BEGIN
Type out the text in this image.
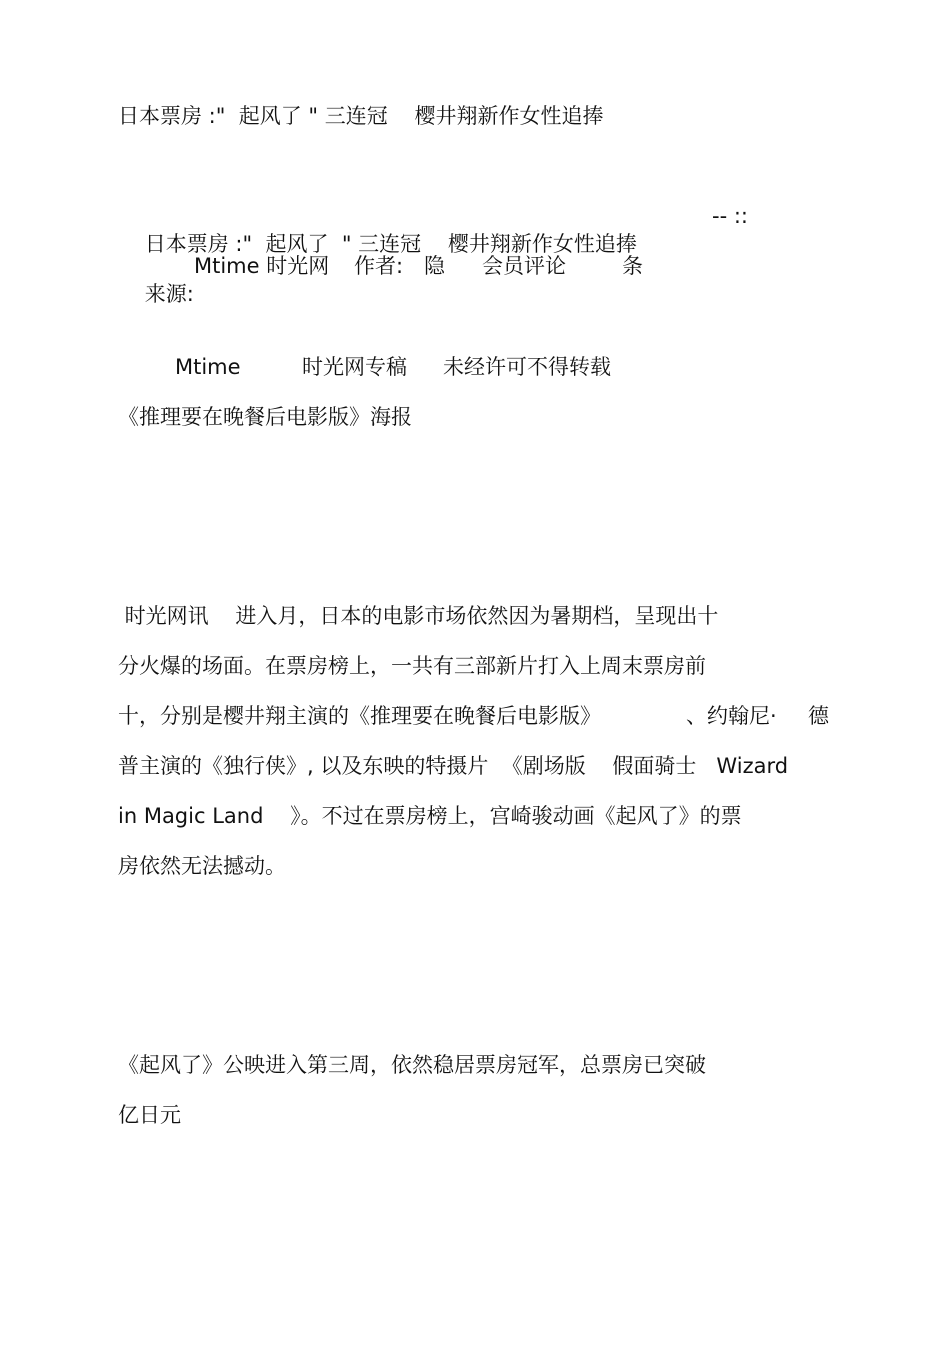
日本票房 :"  起风了 " 三连冠    樱井翔新作女性追捧

日本票房 :"  起风了  " 三连冠    樱井翔新作女性追捧

-- ::

来源:

Mtime 时光网 作者: 隐 会员评论	条
Mtime	时光网专稿 未经许可不得转载
《推理要在晚餐后电影版》海报
时光网讯    进入月，日本的电影市场依然因为暑期档，呈现出十
分火爆的场面。在票房榜上，一共有三部新片打入上周末票房前
十，分别是樱井翔主演的《推理要在晚餐后电影版》	、约翰尼· 德
普主演的《独行侠》, 以及东映的特摄片  《剧场版    假面骑士   Wizard
in Magic Land    》。不过在票房榜上，宫崎骏动画《起风了》的票
房依然无法撼动。
《起风了》公映进入第三周，依然稳居票房冠军，总票房已突破
亿日元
END
> **TASK BRIEF**: Output an exact copy of the material, with the pictures removed.

> **THE SOLUTION**:
Type out the text in this image.
日本票房 :"  起风了 " 三连冠    樱井翔新作女性追捧

日本票房 :"  起风了  " 三连冠    樱井翔新作女性追捧

-- ::

来源:

Mtime 时光网 作者: 隐 会员评论	条
Mtime	时光网专稿 未经许可不得转载
《推理要在晚餐后电影版》海报
时光网讯    进入月，日本的电影市场依然因为暑期档，呈现出十
分火爆的场面。在票房榜上，一共有三部新片打入上周末票房前
十，分别是樱井翔主演的《推理要在晚餐后电影版》	、约翰尼· 德
普主演的《独行侠》, 以及东映的特摄片  《剧场版    假面骑士   Wizard
in Magic Land    》。不过在票房榜上，宫崎骏动画《起风了》的票
房依然无法撼动。
《起风了》公映进入第三周，依然稳居票房冠军，总票房已突破
亿日元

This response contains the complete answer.